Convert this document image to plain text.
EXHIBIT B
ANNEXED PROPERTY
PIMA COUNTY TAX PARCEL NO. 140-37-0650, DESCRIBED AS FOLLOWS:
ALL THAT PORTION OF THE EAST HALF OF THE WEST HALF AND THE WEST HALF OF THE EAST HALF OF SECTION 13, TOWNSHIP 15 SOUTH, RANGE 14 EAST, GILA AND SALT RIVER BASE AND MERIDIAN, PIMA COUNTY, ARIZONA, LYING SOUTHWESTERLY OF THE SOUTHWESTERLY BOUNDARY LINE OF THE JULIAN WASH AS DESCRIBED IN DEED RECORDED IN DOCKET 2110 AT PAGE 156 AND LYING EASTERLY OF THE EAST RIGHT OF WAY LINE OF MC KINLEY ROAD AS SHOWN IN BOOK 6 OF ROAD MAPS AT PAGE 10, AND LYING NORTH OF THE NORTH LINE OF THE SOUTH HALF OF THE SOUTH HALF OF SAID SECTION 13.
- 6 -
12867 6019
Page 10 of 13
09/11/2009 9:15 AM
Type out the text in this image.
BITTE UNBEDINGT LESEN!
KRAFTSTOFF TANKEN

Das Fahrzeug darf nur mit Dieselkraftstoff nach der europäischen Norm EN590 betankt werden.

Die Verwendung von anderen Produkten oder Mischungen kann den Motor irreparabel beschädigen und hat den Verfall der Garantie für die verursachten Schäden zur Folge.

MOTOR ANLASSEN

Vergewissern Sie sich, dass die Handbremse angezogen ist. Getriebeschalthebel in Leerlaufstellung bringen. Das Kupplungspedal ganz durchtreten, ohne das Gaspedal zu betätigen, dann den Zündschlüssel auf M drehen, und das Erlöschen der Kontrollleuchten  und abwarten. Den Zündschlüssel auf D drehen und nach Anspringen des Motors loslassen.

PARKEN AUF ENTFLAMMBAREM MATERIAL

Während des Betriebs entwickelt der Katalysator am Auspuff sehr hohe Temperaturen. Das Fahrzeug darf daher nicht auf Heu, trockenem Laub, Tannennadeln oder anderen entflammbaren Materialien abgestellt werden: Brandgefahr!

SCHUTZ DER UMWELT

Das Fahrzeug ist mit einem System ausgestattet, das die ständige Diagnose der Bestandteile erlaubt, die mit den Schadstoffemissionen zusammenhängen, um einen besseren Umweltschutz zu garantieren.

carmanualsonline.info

Problem details: Extract the whole listing, character for character.

Output:
Convert this document image to plain text.
EXHIBIT B
ANNEXED PROPERTY
PIMA COUNTY TAX PARCEL NO. 140-37-0650, DESCRIBED AS FOLLOWS:
ALL THAT PORTION OF THE EAST HALF OF THE WEST HALF AND THE WEST HALF OF THE EAST HALF OF SECTION 13, TOWNSHIP 15 SOUTH, RANGE 14 EAST, GILA AND SALT RIVER BASE AND MERIDIAN, PIMA COUNTY, ARIZONA, LYING SOUTHWESTERLY OF THE SOUTHWESTERLY BOUNDARY LINE OF THE JULIAN WASH AS DESCRIBED IN DEED RECORDED IN DOCKET 2110 AT PAGE 156 AND LYING EASTERLY OF THE EAST RIGHT OF WAY LINE OF MC KINLEY ROAD AS SHOWN IN BOOK 6 OF ROAD MAPS AT PAGE 10, AND LYING NORTH OF THE NORTH LINE OF THE SOUTH HALF OF THE SOUTH HALF OF SAID SECTION 13.
- 6 -
12867 6019
Page 10 of 13
09/11/2009 9:15 AM
Type out the text in this image.
BITTE UNBEDINGT LESEN!
KRAFTSTOFF TANKEN

Das Fahrzeug darf nur mit Dieselkraftstoff nach der europäischen Norm EN590 betankt werden.

Die Verwendung von anderen Produkten oder Mischungen kann den Motor irreparabel beschädigen und hat den Verfall der Garantie für die verursachten Schäden zur Folge.

MOTOR ANLASSEN

Vergewissern Sie sich, dass die Handbremse angezogen ist. Getriebeschalthebel in Leerlaufstellung bringen. Das Kupplungspedal ganz durchtreten, ohne das Gaspedal zu betätigen, dann den Zündschlüssel auf M drehen, und das Erlöschen der Kontrollleuchten  und abwarten. Den Zündschlüssel auf D drehen und nach Anspringen des Motors loslassen.

PARKEN AUF ENTFLAMMBAREM MATERIAL

Während des Betriebs entwickelt der Katalysator am Auspuff sehr hohe Temperaturen. Das Fahrzeug darf daher nicht auf Heu, trockenem Laub, Tannennadeln oder anderen entflammbaren Materialien abgestellt werden: Brandgefahr!

SCHUTZ DER UMWELT

Das Fahrzeug ist mit einem System ausgestattet, das die ständige Diagnose der Bestandteile erlaubt, die mit den Schadstoffemissionen zusammenhängen, um einen besseren Umweltschutz zu garantieren.

carmanualsonline.info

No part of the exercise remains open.